Written task → Would you set down every entry shown below, precisely as written?

* BEGIN Record list *

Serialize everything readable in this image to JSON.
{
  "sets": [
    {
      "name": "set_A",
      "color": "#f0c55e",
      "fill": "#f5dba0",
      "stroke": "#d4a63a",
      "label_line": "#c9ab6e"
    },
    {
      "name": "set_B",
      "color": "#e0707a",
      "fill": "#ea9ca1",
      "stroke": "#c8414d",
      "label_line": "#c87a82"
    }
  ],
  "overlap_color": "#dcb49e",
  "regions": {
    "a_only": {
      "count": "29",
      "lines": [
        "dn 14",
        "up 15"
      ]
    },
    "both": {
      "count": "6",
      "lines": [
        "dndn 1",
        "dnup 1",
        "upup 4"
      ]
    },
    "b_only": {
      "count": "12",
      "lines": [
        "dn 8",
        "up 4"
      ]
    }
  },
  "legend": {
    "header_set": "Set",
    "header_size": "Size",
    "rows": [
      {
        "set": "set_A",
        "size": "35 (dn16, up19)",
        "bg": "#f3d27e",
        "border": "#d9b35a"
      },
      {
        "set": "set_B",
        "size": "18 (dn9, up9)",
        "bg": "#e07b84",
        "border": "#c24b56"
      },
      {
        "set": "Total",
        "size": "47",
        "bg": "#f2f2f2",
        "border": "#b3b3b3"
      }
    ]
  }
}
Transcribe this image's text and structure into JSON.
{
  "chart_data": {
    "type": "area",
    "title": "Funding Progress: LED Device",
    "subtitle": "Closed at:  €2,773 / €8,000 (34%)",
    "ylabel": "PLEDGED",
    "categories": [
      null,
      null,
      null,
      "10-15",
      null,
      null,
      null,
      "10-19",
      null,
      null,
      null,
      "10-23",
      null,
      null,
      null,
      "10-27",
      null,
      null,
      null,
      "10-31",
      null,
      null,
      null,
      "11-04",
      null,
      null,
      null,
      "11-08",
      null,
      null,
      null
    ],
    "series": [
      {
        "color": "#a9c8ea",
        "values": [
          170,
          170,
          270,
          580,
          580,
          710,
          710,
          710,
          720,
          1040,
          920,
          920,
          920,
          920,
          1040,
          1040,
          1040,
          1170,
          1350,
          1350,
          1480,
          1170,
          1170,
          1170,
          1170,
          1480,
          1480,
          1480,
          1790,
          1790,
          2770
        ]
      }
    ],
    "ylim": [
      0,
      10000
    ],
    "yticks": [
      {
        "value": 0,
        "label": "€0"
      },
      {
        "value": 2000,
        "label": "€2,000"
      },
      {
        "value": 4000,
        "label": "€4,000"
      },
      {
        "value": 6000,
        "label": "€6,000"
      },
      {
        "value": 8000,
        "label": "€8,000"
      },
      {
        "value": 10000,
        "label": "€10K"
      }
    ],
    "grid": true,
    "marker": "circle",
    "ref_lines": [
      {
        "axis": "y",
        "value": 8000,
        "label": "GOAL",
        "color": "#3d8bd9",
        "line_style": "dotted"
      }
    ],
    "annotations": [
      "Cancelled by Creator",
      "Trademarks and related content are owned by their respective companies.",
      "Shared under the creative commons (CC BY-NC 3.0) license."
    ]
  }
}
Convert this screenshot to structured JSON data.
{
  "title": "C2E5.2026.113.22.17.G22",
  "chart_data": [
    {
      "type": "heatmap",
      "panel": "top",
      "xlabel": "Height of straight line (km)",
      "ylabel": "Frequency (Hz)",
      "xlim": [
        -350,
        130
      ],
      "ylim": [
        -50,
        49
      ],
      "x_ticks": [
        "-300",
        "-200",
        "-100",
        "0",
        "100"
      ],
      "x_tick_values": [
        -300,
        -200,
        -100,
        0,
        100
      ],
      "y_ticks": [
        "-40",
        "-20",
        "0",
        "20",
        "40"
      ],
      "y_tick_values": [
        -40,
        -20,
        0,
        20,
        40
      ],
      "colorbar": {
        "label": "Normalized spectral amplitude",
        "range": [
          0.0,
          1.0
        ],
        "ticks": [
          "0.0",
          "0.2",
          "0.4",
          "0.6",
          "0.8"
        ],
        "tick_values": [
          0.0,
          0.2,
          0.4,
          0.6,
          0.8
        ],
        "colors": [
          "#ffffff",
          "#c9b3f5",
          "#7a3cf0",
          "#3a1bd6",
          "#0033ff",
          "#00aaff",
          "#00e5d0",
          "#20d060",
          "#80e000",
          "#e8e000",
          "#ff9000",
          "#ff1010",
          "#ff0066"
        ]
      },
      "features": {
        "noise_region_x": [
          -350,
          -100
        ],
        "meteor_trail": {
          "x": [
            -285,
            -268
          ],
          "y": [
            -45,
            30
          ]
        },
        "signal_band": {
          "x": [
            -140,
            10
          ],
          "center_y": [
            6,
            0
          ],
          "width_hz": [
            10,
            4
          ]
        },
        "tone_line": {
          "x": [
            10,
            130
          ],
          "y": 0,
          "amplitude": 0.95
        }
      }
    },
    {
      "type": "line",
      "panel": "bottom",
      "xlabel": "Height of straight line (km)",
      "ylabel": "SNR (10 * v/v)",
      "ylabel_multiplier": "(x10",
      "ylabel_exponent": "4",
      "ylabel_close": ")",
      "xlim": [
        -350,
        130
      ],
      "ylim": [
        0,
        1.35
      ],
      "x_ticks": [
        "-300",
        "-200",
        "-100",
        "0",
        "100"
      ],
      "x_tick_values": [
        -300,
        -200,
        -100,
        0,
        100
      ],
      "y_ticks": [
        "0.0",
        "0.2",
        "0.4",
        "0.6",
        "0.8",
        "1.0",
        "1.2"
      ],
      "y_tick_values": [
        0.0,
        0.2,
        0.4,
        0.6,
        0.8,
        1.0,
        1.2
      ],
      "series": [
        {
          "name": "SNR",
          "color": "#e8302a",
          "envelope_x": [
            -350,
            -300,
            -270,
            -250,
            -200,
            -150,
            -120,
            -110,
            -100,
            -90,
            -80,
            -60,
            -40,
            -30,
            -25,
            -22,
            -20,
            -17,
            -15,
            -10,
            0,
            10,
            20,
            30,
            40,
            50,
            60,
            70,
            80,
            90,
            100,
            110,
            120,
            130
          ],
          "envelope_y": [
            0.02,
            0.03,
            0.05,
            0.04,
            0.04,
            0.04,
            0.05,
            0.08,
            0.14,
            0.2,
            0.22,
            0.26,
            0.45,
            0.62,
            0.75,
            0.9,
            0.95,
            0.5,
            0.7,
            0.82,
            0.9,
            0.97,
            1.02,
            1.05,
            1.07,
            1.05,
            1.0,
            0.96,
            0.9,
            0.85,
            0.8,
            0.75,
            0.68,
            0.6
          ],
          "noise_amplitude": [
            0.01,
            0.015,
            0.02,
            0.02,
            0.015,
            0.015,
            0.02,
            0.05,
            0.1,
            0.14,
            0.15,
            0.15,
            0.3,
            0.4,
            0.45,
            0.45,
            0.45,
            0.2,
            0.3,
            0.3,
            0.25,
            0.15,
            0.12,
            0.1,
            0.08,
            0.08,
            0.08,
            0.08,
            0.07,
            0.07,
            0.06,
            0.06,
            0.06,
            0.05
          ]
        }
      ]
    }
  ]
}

* END Record list *

Answer for this exercise →
Serialize everything readable in this image to JSON.
{
  "sets": [
    {
      "name": "set_A",
      "color": "#f0c55e",
      "fill": "#f5dba0",
      "stroke": "#d4a63a",
      "label_line": "#c9ab6e"
    },
    {
      "name": "set_B",
      "color": "#e0707a",
      "fill": "#ea9ca1",
      "stroke": "#c8414d",
      "label_line": "#c87a82"
    }
  ],
  "overlap_color": "#dcb49e",
  "regions": {
    "a_only": {
      "count": "29",
      "lines": [
        "dn 14",
        "up 15"
      ]
    },
    "both": {
      "count": "6",
      "lines": [
        "dndn 1",
        "dnup 1",
        "upup 4"
      ]
    },
    "b_only": {
      "count": "12",
      "lines": [
        "dn 8",
        "up 4"
      ]
    }
  },
  "legend": {
    "header_set": "Set",
    "header_size": "Size",
    "rows": [
      {
        "set": "set_A",
        "size": "35 (dn16, up19)",
        "bg": "#f3d27e",
        "border": "#d9b35a"
      },
      {
        "set": "set_B",
        "size": "18 (dn9, up9)",
        "bg": "#e07b84",
        "border": "#c24b56"
      },
      {
        "set": "Total",
        "size": "47",
        "bg": "#f2f2f2",
        "border": "#b3b3b3"
      }
    ]
  }
}
Transcribe this image's text and structure into JSON.
{
  "chart_data": {
    "type": "area",
    "title": "Funding Progress: LED Device",
    "subtitle": "Closed at:  €2,773 / €8,000 (34%)",
    "ylabel": "PLEDGED",
    "categories": [
      null,
      null,
      null,
      "10-15",
      null,
      null,
      null,
      "10-19",
      null,
      null,
      null,
      "10-23",
      null,
      null,
      null,
      "10-27",
      null,
      null,
      null,
      "10-31",
      null,
      null,
      null,
      "11-04",
      null,
      null,
      null,
      "11-08",
      null,
      null,
      null
    ],
    "series": [
      {
        "color": "#a9c8ea",
        "values": [
          170,
          170,
          270,
          580,
          580,
          710,
          710,
          710,
          720,
          1040,
          920,
          920,
          920,
          920,
          1040,
          1040,
          1040,
          1170,
          1350,
          1350,
          1480,
          1170,
          1170,
          1170,
          1170,
          1480,
          1480,
          1480,
          1790,
          1790,
          2770
        ]
      }
    ],
    "ylim": [
      0,
      10000
    ],
    "yticks": [
      {
        "value": 0,
        "label": "€0"
      },
      {
        "value": 2000,
        "label": "€2,000"
      },
      {
        "value": 4000,
        "label": "€4,000"
      },
      {
        "value": 6000,
        "label": "€6,000"
      },
      {
        "value": 8000,
        "label": "€8,000"
      },
      {
        "value": 10000,
        "label": "€10K"
      }
    ],
    "grid": true,
    "marker": "circle",
    "ref_lines": [
      {
        "axis": "y",
        "value": 8000,
        "label": "GOAL",
        "color": "#3d8bd9",
        "line_style": "dotted"
      }
    ],
    "annotations": [
      "Cancelled by Creator",
      "Trademarks and related content are owned by their respective companies.",
      "Shared under the creative commons (CC BY-NC 3.0) license."
    ]
  }
}
Convert this screenshot to structured JSON data.
{
  "title": "C2E5.2026.113.22.17.G22",
  "chart_data": [
    {
      "type": "heatmap",
      "panel": "top",
      "xlabel": "Height of straight line (km)",
      "ylabel": "Frequency (Hz)",
      "xlim": [
        -350,
        130
      ],
      "ylim": [
        -50,
        49
      ],
      "x_ticks": [
        "-300",
        "-200",
        "-100",
        "0",
        "100"
      ],
      "x_tick_values": [
        -300,
        -200,
        -100,
        0,
        100
      ],
      "y_ticks": [
        "-40",
        "-20",
        "0",
        "20",
        "40"
      ],
      "y_tick_values": [
        -40,
        -20,
        0,
        20,
        40
      ],
      "colorbar": {
        "label": "Normalized spectral amplitude",
        "range": [
          0.0,
          1.0
        ],
        "ticks": [
          "0.0",
          "0.2",
          "0.4",
          "0.6",
          "0.8"
        ],
        "tick_values": [
          0.0,
          0.2,
          0.4,
          0.6,
          0.8
        ],
        "colors": [
          "#ffffff",
          "#c9b3f5",
          "#7a3cf0",
          "#3a1bd6",
          "#0033ff",
          "#00aaff",
          "#00e5d0",
          "#20d060",
          "#80e000",
          "#e8e000",
          "#ff9000",
          "#ff1010",
          "#ff0066"
        ]
      },
      "features": {
        "noise_region_x": [
          -350,
          -100
        ],
        "meteor_trail": {
          "x": [
            -285,
            -268
          ],
          "y": [
            -45,
            30
          ]
        },
        "signal_band": {
          "x": [
            -140,
            10
          ],
          "center_y": [
            6,
            0
          ],
          "width_hz": [
            10,
            4
          ]
        },
        "tone_line": {
          "x": [
            10,
            130
          ],
          "y": 0,
          "amplitude": 0.95
        }
      }
    },
    {
      "type": "line",
      "panel": "bottom",
      "xlabel": "Height of straight line (km)",
      "ylabel": "SNR (10 * v/v)",
      "ylabel_multiplier": "(x10",
      "ylabel_exponent": "4",
      "ylabel_close": ")",
      "xlim": [
        -350,
        130
      ],
      "ylim": [
        0,
        1.35
      ],
      "x_ticks": [
        "-300",
        "-200",
        "-100",
        "0",
        "100"
      ],
      "x_tick_values": [
        -300,
        -200,
        -100,
        0,
        100
      ],
      "y_ticks": [
        "0.0",
        "0.2",
        "0.4",
        "0.6",
        "0.8",
        "1.0",
        "1.2"
      ],
      "y_tick_values": [
        0.0,
        0.2,
        0.4,
        0.6,
        0.8,
        1.0,
        1.2
      ],
      "series": [
        {
          "name": "SNR",
          "color": "#e8302a",
          "envelope_x": [
            -350,
            -300,
            -270,
            -250,
            -200,
            -150,
            -120,
            -110,
            -100,
            -90,
            -80,
            -60,
            -40,
            -30,
            -25,
            -22,
            -20,
            -17,
            -15,
            -10,
            0,
            10,
            20,
            30,
            40,
            50,
            60,
            70,
            80,
            90,
            100,
            110,
            120,
            130
          ],
          "envelope_y": [
            0.02,
            0.03,
            0.05,
            0.04,
            0.04,
            0.04,
            0.05,
            0.08,
            0.14,
            0.2,
            0.22,
            0.26,
            0.45,
            0.62,
            0.75,
            0.9,
            0.95,
            0.5,
            0.7,
            0.82,
            0.9,
            0.97,
            1.02,
            1.05,
            1.07,
            1.05,
            1.0,
            0.96,
            0.9,
            0.85,
            0.8,
            0.75,
            0.68,
            0.6
          ],
          "noise_amplitude": [
            0.01,
            0.015,
            0.02,
            0.02,
            0.015,
            0.015,
            0.02,
            0.05,
            0.1,
            0.14,
            0.15,
            0.15,
            0.3,
            0.4,
            0.45,
            0.45,
            0.45,
            0.2,
            0.3,
            0.3,
            0.25,
            0.15,
            0.12,
            0.1,
            0.08,
            0.08,
            0.08,
            0.08,
            0.07,
            0.07,
            0.06,
            0.06,
            0.06,
            0.05
          ]
        }
      ]
    }
  ]
}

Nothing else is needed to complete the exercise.